WHAT TO PRODUCE —
Write a continuation of the passage on George Quasha's preverbs, beginning right after its last sentence.

Scorned Beauty Comes Up from Behind (preverbs)
“This vision has no outside, no matter how many times it’s said.”
Speaking Animate (preverbs)
“Let each thing be until its own extinction in fullness (she goes on).
Verbal Paradise (preverbs)[1]
What is going on here, in these selections from George Quasha’s books of preverbs? Or it might be better to ask what is going by or over or under or around or through or back or toward—or choose your own preposition or adverb or adjective, at random, if you like, because these utterances destabilize the linguistic framework that often makes our word choices for us. If we’re trying to say something, there is usually just one or at most a few ways to say it—if, that is, we want to be understood in familiar ways. Quasha, however, wants to be understood in unfamiliar ways. Turning always toward the moment as it turns into the future, the preverbs attain an inexhaustible freshness. Making it new, they make newness new.
Of course, newness has an ancestry, and when Quasha is asked about the preverbs’ origins he usually mentions William Blake’s Proverbs of Hell (1790). This makes sense, for certain preverbs employ the tactic of reversal that shapes many of the earlier poet’s proverbial declarations. In the Ten Commandments and elsewhere in Scripture, we find animadversions against lust, to which Blake replies: “The lust of the goat is the bounty of God.” Moreover, “The pride of the peacock” is not a sin but “the glory of God” and “The road of excess leads” not to ruin but “to the palace of wisdom.” Religious dogma tells us that truth demands faith—that is, belief. No, says Blake, truth is the offspring of belief, hence: “Everything possible to be believed is an image of truth.” [2]
The Proverbs of Hell and much else in Blake’s poetry provided Quasha’s preverbs project with starting points—or, rather, zones rife with possibilities to be realized. Yet this talk of the precedents runs the risk of obscuring more than it reveals. For there are ways in which the preverbs are nothing like The Proverbs. Though both employ the familiar grammar of sentences in English, Blake’s dicta generate their persistent power to surprise not from shifts in the meanings of words but from the audacity with which they reimagine the value, the worth, of that which words signify. Responding to Blake, we say, yes, lust is not a sin but a vital force. Or the imagination is not an escape from truth but a means of attaining it. Flaunting their revaluations, Blake’s Proverbs demand assent or denial. Quasha’s preverbs rarely do.
Like any more or less grammatical utterance, a preverb starts out in a direction that points to a conclusion not predictable so much as confined within a plausible range of options. And yet no preverb ends up within the bounds of plausibility. Quasha subverts the expectations built into standard syntax and semantics, or so one could say, though this interpretation ascribes to the preverbs an antagonism that they never, in my view, display. I don’t see Quasha marching up to our familiar verbal habits and laying into the them with the hammer of the avant-garde convention-buster. Striding forward with hardly a thought for the authority of convention, he takes each preverb to a place—an elusive place, certainly not a conclusion—where the elements of the utterance acquire the power to surprise and to tease from our bafflement a fresh sense of what things might mean.

LISTED RECORDS —

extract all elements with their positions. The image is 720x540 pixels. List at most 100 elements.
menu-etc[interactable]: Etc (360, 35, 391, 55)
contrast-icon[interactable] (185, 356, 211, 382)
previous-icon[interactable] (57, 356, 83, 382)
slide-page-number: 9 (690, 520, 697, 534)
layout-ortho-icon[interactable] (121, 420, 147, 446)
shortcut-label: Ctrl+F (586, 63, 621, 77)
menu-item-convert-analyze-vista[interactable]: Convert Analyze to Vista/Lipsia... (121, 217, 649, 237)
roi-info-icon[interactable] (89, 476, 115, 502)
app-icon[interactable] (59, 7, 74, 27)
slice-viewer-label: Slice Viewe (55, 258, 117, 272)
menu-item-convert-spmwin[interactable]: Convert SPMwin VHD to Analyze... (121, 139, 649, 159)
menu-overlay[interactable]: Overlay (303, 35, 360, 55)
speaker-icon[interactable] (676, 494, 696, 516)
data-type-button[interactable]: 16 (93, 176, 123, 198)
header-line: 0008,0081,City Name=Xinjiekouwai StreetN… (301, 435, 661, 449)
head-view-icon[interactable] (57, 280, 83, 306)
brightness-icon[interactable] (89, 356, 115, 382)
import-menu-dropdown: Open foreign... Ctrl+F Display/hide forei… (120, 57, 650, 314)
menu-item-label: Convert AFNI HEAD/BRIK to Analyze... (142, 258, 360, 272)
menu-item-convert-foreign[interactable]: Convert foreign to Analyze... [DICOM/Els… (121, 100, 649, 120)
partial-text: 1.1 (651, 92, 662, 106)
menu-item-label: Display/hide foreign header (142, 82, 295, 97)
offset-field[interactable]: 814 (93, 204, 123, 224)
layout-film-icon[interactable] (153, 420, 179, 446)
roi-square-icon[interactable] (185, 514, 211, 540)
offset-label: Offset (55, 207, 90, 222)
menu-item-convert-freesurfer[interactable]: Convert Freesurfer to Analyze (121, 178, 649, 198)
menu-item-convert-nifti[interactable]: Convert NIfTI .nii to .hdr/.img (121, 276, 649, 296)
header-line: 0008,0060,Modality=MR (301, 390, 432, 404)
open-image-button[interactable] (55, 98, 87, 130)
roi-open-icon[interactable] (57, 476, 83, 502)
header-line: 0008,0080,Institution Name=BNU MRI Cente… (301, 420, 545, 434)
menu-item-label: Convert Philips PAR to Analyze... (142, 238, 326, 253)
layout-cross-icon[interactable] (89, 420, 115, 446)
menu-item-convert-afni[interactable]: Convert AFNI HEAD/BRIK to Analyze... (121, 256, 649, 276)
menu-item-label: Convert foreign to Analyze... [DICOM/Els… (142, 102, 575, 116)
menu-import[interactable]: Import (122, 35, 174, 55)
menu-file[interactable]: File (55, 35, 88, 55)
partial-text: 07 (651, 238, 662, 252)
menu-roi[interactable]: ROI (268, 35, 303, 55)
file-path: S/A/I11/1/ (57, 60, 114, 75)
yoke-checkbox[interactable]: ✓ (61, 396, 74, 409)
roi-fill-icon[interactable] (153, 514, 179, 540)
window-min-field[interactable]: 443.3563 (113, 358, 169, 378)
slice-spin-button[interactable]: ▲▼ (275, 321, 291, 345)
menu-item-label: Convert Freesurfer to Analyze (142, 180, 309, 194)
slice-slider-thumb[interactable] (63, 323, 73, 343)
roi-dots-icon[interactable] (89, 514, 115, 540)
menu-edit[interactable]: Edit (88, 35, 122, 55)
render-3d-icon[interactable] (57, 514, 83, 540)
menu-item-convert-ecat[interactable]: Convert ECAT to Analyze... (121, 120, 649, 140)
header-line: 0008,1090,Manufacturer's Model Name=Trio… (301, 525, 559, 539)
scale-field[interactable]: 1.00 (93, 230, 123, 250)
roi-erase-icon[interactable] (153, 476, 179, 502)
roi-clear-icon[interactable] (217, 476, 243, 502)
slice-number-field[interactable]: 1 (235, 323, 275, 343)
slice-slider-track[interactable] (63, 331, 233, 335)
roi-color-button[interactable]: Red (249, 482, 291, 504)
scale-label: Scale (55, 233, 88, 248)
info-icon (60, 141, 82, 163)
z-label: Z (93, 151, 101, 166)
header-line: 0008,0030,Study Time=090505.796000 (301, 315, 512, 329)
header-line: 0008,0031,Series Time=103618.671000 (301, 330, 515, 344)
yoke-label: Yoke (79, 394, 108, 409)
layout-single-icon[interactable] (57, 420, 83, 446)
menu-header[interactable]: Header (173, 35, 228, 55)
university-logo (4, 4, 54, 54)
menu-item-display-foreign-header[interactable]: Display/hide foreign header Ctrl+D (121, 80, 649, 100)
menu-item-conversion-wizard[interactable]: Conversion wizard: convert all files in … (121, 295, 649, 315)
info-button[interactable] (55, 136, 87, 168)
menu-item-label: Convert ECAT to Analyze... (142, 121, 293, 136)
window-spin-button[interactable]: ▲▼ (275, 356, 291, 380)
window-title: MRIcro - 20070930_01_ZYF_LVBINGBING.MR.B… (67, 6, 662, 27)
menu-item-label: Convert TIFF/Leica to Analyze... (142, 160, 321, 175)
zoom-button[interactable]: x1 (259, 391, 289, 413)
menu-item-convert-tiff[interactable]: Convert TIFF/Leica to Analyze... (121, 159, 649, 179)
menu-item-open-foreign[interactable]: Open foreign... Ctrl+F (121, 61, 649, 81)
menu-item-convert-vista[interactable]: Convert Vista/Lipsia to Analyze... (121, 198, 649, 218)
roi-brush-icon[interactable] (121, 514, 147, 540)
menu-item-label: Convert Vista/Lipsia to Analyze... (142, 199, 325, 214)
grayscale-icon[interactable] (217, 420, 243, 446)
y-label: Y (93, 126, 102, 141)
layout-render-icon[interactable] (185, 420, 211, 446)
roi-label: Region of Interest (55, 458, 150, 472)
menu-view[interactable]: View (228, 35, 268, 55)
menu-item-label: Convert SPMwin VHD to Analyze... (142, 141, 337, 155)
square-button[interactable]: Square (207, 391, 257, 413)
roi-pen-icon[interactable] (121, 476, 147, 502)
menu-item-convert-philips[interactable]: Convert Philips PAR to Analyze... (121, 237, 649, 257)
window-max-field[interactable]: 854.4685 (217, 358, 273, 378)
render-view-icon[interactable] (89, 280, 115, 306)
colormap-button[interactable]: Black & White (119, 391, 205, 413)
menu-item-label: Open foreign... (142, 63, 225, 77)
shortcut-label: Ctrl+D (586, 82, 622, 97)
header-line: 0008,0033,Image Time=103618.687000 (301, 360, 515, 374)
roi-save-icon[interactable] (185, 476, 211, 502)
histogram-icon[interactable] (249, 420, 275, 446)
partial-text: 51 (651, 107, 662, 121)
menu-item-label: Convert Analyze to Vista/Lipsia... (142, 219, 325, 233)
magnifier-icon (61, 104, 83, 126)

FINAL ANSWER —
“It’s my poem when it teaches me to read from scratch.”
Scorned Beauty Comes Up from Behind (preverbs)[3]
Offer the first four words of this preverb as a sentence to be completed and you might get: “It’s my poem when it conveys my authentic voice.” Or a variation having to do with “my authentic feelings” or “my authentic being.” In any case, “it’s my poem when” would usually launch the project of self-definition-through-poetry that culminates in a sense of self-possession: the command of one’s individual being that has been the primary goal of Western literature and art at least since the end of the 18th century. But this preverb does not guide us along the familiar path to that goal or to any goal. It is not clear that it guides us along a path. Rather, its first four words take us from a beginning to an end that is another and more capacious beginning: the wide-open spaces of a realm whose signpost reads “from scratch.”
Blake’s Proverbs of Hell usher us into a heaven of earthly immediacy, a liberated zone through which Quasha also ranges, with less regard for the semantic expectations set up by the syntactical patterns that initiate his preverbs. Getting to the end of a preverb, we often find that meaning has been taken not merely in an unexpected direction but in many directions at once. Nonetheless, the turns and returns—the surprises—of Blakean Proverbs prepare us to respond to the joyous complexities of this preverb.
“Time present and time past present presently.”
Verbal Paradise (preverbs), p. 33[4]
The affinities that link Blake and Quasha illuminate them both. However, I would like to shed a different light by comparing the preverbs to proverbs of the ordinary kind.
“It is not the function of language to say what is true.”
So says a preverb from The Daimon of the Moment (preverbs) (p. 11). By contrast, a proverb presents itself as an obvious and unquestionable truth. Who could—or would bother—to doubt that “Birds of a feather flock together”? Or that “The early bird gets the worm”? And for those who find earliness uncongenial, there is “Better late than never.” In those moments when “Look before you leap” is not quite right, there is “Strike while the iron is hot.” Cautionary or bossy, proverbial truth is versatile and thus, one might think, dismissible. How can we take seriously a body of wisdom so adept at contradicting itself? Perhaps we can’t and yet something worth noting lurks behind the inconsistency—and the tediousness—of proverbs.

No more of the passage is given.